EXERCISE REQUIREMENTS » Images do not belong in the copy. Retype all the entries below exactly.

[Stored data]

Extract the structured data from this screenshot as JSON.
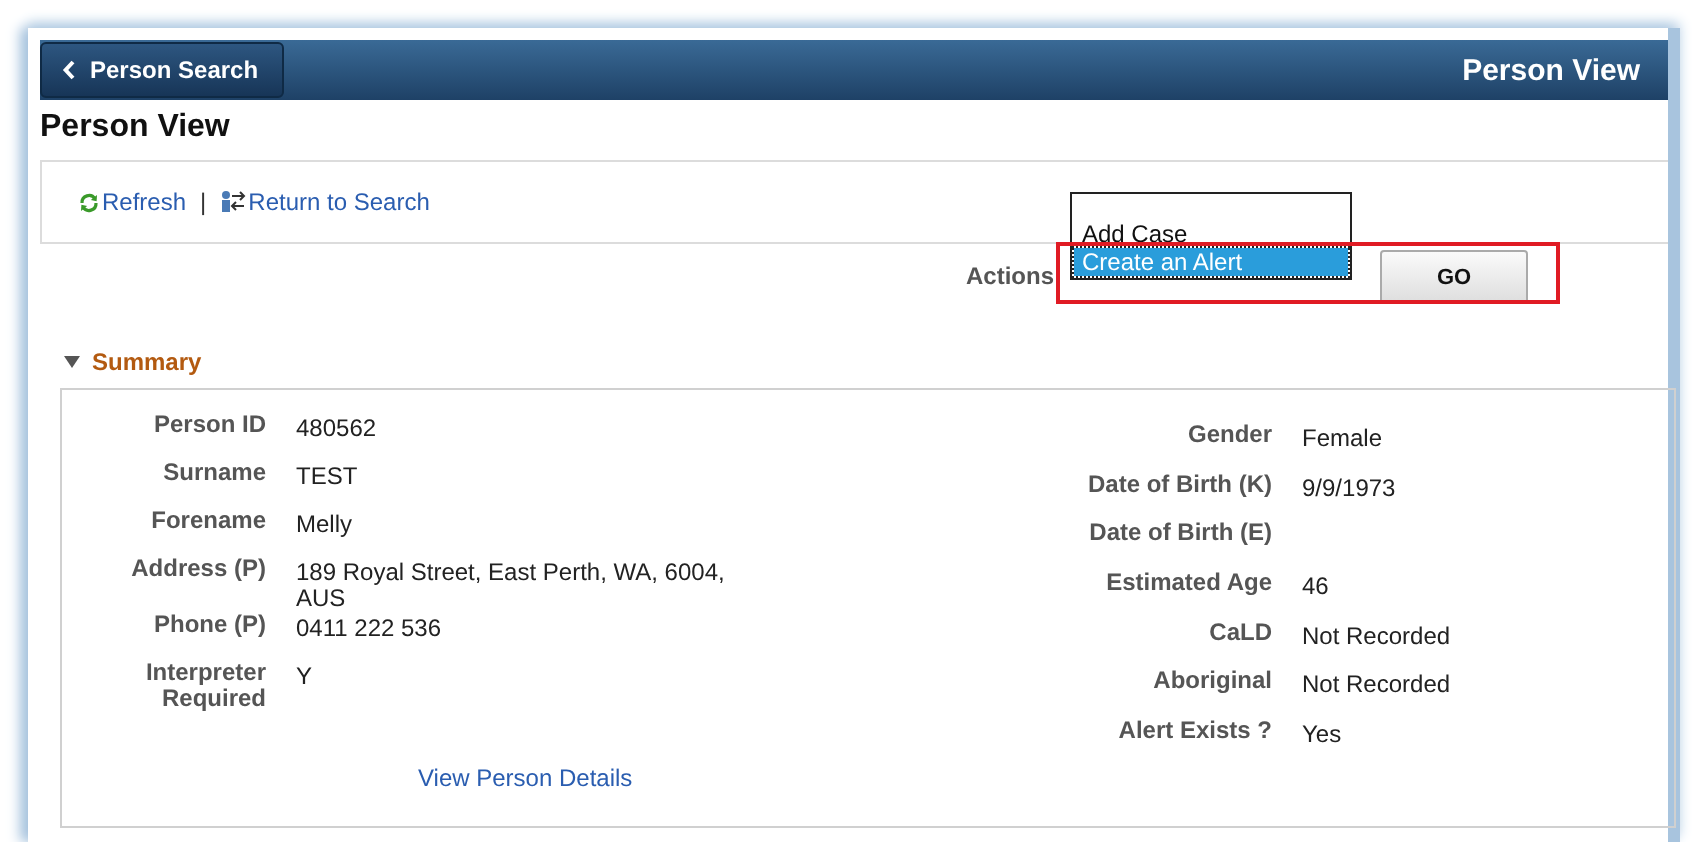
{
  "header": {
    "back_button": "Person Search",
    "title": "Person View"
  },
  "page_title": "Person View",
  "toolbar": {
    "links": [
      {
        "kind": "refresh",
        "label": "Refresh"
      },
      {
        "kind": "return",
        "label": "Return to Search"
      }
    ],
    "separator": "|"
  },
  "actions": {
    "label": "Actions",
    "options": [
      {
        "label": "Add Case",
        "selected": false
      },
      {
        "label": "Create an Alert",
        "selected": true
      }
    ],
    "button": "GO",
    "highlighted": true
  },
  "summary": {
    "title": "Summary",
    "expanded": true,
    "left_fields": [
      {
        "label": "Person ID",
        "value": "480562"
      },
      {
        "label": "Surname",
        "value": "TEST"
      },
      {
        "label": "Forename",
        "value": "Melly"
      },
      {
        "label": "Address (P)",
        "value": "189 Royal Street, East Perth, WA, 6004, AUS"
      },
      {
        "label": "Phone (P)",
        "value": "0411 222 536"
      },
      {
        "label": "Interpreter Required",
        "value": "Y"
      }
    ],
    "right_fields": [
      {
        "label": "Gender",
        "value": "Female"
      },
      {
        "label": "Date of Birth (K)",
        "value": "9/9/1973"
      },
      {
        "label": "Date of Birth (E)"
      },
      {
        "label": "Estimated Age",
        "value": "46"
      },
      {
        "label": "CaLD",
        "value": "Not Recorded"
      },
      {
        "label": "Aboriginal",
        "value": "Not Recorded"
      },
      {
        "label": "Alert Exists ?",
        "value": "Yes"
      }
    ],
    "link": "View Person Details"
  }
}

EXERCISE SOLUTION »
Extract the structured data from this screenshot as JSON.
{
  "header": {
    "back_button": "Person Search",
    "title": "Person View"
  },
  "page_title": "Person View",
  "toolbar": {
    "links": [
      {
        "kind": "refresh",
        "label": "Refresh"
      },
      {
        "kind": "return",
        "label": "Return to Search"
      }
    ],
    "separator": "|"
  },
  "actions": {
    "label": "Actions",
    "options": [
      {
        "label": "Add Case",
        "selected": false
      },
      {
        "label": "Create an Alert",
        "selected": true
      }
    ],
    "button": "GO",
    "highlighted": true
  },
  "summary": {
    "title": "Summary",
    "expanded": true,
    "left_fields": [
      {
        "label": "Person ID",
        "value": "480562"
      },
      {
        "label": "Surname",
        "value": "TEST"
      },
      {
        "label": "Forename",
        "value": "Melly"
      },
      {
        "label": "Address (P)",
        "value": "189 Royal Street, East Perth, WA, 6004, AUS"
      },
      {
        "label": "Phone (P)",
        "value": "0411 222 536"
      },
      {
        "label": "Interpreter Required",
        "value": "Y"
      }
    ],
    "right_fields": [
      {
        "label": "Gender",
        "value": "Female"
      },
      {
        "label": "Date of Birth (K)",
        "value": "9/9/1973"
      },
      {
        "label": "Date of Birth (E)"
      },
      {
        "label": "Estimated Age",
        "value": "46"
      },
      {
        "label": "CaLD",
        "value": "Not Recorded"
      },
      {
        "label": "Aboriginal",
        "value": "Not Recorded"
      },
      {
        "label": "Alert Exists ?",
        "value": "Yes"
      }
    ],
    "link": "View Person Details"
  }
}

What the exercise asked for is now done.